*Exercise*: Find every line in the records below that contains the word "mediante", and copy each such line.

* Begin Record set *

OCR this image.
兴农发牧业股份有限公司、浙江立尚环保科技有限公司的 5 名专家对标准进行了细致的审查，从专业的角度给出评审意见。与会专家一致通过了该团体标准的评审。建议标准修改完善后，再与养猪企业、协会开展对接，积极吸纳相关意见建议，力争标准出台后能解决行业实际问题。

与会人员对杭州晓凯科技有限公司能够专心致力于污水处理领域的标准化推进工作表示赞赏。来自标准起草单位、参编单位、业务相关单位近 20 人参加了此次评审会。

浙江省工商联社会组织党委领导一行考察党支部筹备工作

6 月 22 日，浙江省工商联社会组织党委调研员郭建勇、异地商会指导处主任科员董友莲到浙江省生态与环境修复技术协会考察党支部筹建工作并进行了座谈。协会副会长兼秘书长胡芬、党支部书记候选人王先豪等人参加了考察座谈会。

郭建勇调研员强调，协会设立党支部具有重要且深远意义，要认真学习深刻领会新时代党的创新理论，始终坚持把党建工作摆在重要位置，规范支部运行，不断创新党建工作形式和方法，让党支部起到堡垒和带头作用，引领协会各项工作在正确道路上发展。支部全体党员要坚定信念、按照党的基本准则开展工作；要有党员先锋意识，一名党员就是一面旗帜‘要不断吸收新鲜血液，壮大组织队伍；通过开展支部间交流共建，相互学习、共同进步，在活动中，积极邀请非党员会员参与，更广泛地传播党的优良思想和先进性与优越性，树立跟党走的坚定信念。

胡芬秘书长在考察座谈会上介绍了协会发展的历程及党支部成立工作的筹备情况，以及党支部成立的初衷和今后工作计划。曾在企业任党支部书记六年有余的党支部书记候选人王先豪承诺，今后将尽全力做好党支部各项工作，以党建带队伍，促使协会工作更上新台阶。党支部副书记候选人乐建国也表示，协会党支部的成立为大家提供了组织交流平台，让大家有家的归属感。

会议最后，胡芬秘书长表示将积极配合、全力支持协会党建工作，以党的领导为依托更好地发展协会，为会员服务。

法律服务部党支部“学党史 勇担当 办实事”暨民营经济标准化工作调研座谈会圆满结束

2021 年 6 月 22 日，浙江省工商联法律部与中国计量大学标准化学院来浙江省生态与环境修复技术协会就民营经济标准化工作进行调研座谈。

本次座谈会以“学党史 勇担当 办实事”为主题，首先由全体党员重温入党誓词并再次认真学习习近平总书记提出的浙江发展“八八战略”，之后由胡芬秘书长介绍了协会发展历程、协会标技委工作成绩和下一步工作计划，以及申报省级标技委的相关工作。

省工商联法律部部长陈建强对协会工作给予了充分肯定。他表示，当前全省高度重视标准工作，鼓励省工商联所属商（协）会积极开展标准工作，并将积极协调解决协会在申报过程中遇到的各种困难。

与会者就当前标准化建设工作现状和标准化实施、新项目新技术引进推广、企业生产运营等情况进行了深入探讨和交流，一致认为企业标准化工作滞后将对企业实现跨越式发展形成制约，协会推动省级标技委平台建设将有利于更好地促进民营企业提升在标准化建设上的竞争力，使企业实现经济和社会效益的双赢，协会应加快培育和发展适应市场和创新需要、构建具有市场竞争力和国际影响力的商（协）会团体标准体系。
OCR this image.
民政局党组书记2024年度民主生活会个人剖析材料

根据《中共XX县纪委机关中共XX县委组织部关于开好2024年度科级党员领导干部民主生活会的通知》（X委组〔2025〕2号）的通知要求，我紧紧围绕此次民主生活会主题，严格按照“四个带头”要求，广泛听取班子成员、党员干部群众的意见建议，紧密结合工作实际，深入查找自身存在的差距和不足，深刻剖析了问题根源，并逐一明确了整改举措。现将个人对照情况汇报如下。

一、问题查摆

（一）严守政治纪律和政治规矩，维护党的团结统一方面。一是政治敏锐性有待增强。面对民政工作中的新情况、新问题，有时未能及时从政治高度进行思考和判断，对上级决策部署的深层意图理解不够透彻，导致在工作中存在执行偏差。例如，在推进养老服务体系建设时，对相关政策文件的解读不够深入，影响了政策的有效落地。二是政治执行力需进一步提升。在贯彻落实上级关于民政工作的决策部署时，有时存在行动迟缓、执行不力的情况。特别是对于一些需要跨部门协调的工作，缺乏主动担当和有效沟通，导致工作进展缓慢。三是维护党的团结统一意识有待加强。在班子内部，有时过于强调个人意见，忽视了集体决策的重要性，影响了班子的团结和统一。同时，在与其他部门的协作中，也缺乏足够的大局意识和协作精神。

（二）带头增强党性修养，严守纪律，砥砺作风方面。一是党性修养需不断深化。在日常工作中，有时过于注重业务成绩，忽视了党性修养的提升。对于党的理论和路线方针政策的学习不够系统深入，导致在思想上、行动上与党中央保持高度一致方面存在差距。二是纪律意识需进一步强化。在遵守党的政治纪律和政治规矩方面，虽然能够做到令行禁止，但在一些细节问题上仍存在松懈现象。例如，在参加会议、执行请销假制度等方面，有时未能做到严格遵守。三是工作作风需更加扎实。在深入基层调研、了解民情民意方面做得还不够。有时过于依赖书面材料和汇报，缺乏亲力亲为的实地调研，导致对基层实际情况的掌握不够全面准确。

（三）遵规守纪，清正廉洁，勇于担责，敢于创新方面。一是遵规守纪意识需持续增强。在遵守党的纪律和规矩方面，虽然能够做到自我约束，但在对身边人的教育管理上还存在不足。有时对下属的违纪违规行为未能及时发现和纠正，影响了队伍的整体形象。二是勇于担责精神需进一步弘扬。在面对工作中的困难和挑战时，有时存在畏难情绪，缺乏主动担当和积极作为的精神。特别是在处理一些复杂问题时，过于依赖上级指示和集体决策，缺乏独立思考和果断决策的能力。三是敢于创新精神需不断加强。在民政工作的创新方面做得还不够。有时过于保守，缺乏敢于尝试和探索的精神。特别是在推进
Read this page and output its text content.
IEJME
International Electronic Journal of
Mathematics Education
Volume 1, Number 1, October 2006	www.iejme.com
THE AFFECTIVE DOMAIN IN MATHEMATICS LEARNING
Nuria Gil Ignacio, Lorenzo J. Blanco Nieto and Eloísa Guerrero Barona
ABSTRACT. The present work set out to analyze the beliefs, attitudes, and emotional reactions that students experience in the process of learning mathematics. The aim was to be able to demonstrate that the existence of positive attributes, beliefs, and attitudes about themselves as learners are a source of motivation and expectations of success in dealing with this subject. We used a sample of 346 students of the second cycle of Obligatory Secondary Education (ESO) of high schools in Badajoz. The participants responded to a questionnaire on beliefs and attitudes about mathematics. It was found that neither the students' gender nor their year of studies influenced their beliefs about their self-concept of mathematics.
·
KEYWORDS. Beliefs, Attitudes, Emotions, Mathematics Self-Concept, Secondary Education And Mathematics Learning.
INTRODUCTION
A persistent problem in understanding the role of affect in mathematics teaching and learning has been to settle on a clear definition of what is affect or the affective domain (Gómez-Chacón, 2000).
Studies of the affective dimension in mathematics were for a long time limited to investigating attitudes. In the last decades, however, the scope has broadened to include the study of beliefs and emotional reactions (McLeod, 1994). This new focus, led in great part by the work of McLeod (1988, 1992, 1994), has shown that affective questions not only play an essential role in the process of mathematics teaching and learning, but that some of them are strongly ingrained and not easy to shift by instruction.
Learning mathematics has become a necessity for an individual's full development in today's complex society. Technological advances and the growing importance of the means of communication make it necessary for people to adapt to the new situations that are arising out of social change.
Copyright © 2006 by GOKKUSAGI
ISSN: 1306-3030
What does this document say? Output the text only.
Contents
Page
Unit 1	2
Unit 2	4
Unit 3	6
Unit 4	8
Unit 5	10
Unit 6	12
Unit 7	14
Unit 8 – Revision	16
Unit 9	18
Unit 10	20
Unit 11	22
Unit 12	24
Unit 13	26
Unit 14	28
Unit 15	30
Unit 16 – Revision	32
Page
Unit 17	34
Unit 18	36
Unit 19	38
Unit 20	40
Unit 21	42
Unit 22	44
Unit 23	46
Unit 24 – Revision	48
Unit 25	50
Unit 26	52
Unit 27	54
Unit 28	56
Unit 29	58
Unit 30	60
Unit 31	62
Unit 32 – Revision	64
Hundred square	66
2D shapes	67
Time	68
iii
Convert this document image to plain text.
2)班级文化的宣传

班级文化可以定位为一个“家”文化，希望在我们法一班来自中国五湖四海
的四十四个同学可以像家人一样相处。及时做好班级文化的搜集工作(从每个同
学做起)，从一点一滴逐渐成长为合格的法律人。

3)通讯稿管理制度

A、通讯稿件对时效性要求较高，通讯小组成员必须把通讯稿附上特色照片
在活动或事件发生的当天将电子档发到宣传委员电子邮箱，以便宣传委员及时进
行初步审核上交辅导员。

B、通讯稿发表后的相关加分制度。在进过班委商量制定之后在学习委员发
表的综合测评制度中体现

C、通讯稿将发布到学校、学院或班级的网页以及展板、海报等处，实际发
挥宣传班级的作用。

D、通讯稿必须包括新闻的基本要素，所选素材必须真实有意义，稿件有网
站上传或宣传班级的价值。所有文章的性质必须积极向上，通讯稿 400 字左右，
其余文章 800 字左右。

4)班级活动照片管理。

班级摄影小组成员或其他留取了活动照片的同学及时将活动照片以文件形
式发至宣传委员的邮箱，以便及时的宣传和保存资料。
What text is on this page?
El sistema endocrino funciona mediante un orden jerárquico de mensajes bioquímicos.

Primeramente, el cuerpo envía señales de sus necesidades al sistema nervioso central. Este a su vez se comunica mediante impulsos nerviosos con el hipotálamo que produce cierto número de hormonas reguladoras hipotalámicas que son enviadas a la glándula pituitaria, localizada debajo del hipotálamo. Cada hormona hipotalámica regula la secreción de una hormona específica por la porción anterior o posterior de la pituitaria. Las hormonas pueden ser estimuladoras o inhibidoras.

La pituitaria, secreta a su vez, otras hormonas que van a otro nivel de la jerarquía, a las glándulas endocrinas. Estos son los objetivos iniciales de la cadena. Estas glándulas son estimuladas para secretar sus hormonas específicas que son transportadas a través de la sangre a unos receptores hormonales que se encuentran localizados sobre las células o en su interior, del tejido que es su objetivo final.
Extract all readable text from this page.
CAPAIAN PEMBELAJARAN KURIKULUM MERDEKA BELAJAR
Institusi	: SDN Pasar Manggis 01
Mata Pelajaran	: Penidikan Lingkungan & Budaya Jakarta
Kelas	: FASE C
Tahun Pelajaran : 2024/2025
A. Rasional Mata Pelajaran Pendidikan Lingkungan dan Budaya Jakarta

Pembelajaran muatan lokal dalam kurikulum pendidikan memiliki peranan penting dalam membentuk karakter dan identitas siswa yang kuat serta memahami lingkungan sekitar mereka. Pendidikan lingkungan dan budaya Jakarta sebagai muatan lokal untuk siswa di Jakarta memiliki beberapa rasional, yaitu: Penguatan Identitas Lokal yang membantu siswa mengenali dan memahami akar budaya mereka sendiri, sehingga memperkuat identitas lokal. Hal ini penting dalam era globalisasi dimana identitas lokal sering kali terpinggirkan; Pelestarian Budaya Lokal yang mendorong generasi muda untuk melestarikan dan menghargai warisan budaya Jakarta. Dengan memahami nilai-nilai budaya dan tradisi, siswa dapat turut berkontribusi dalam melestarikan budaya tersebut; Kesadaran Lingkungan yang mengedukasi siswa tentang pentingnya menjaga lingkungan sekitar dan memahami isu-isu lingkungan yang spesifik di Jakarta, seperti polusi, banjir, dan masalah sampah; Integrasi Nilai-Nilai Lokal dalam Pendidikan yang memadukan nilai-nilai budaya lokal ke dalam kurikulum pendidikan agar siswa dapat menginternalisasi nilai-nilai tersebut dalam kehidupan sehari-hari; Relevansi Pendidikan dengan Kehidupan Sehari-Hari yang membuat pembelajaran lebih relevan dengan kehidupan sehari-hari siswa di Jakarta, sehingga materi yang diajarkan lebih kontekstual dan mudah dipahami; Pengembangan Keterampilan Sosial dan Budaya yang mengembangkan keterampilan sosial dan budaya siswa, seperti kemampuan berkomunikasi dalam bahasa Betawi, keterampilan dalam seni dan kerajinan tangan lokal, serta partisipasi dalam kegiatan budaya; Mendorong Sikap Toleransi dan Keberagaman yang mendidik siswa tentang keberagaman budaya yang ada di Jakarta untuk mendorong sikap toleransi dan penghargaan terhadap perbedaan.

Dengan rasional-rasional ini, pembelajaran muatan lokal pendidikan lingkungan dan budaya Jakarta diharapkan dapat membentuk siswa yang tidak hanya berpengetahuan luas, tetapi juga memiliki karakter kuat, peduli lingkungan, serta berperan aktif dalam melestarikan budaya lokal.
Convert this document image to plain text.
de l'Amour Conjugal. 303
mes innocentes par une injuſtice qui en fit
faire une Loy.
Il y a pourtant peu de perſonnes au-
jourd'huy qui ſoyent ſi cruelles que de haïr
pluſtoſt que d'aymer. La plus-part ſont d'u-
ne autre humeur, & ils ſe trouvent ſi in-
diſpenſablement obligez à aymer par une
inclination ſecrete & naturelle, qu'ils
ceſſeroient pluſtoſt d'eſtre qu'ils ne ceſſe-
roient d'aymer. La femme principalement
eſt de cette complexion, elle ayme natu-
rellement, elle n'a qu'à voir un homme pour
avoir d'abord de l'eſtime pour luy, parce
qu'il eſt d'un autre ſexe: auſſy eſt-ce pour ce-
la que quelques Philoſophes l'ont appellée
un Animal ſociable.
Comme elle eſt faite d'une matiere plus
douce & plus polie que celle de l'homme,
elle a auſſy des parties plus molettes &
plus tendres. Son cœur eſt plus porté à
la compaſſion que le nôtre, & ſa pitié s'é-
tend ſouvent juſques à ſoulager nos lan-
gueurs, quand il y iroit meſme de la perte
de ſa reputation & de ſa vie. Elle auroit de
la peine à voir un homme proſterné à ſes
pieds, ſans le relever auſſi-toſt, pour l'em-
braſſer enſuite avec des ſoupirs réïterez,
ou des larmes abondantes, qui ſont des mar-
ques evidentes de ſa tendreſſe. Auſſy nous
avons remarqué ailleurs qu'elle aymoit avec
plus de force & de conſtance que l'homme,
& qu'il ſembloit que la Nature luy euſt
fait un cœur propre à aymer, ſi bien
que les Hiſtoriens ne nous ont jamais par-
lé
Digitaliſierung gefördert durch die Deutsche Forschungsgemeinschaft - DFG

* End Record set *

*Full output*:
El sistema endocrino funciona mediante un orden jerárquico de mensajes bioquímicos.
Primeramente, el cuerpo envía señales de sus necesidades al sistema nervioso central. Este a su vez se comunica mediante impulsos nerviosos con el hipotálamo que produce cierto número de hormonas reguladoras hipotalámicas que son enviadas a la glándula pituitaria, localizada debajo del hipotálamo. Cada hormona hipotalámica regula la secreción de una hormona específica por la porción anterior o posterior de la pituitaria. Las hormonas pueden ser estimuladoras o inhibidoras.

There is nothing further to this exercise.